[WHAT YOU SHOULD DO]: The records that follow need to be output exactly as they are.

[SUPPLIED RECORDS]:
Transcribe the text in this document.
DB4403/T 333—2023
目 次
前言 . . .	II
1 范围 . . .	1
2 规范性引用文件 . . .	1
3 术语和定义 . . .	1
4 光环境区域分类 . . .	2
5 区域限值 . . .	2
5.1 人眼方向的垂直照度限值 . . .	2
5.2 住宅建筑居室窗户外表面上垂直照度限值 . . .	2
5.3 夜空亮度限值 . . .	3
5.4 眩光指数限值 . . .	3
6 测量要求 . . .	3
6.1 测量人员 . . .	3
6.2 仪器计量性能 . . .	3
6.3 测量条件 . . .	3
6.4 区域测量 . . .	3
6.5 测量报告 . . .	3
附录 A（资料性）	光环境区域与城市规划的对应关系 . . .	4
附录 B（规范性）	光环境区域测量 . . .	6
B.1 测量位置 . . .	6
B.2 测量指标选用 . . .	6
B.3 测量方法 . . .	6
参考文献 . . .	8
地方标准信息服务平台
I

[FINAL RESULT]:
Transcribe the text in this document.
DB4403/T 333—2023
目 次
前言 . . .	II
1 范围 . . .	1
2 规范性引用文件 . . .	1
3 术语和定义 . . .	1
4 光环境区域分类 . . .	2
5 区域限值 . . .	2
5.1 人眼方向的垂直照度限值 . . .	2
5.2 住宅建筑居室窗户外表面上垂直照度限值 . . .	2
5.3 夜空亮度限值 . . .	3
5.4 眩光指数限值 . . .	3
6 测量要求 . . .	3
6.1 测量人员 . . .	3
6.2 仪器计量性能 . . .	3
6.3 测量条件 . . .	3
6.4 区域测量 . . .	3
6.5 测量报告 . . .	3
附录 A（资料性）	光环境区域与城市规划的对应关系 . . .	4
附录 B（规范性）	光环境区域测量 . . .	6
B.1 测量位置 . . .	6
B.2 测量指标选用 . . .	6
B.3 测量方法 . . .	6
参考文献 . . .	8
地方标准信息服务平台
I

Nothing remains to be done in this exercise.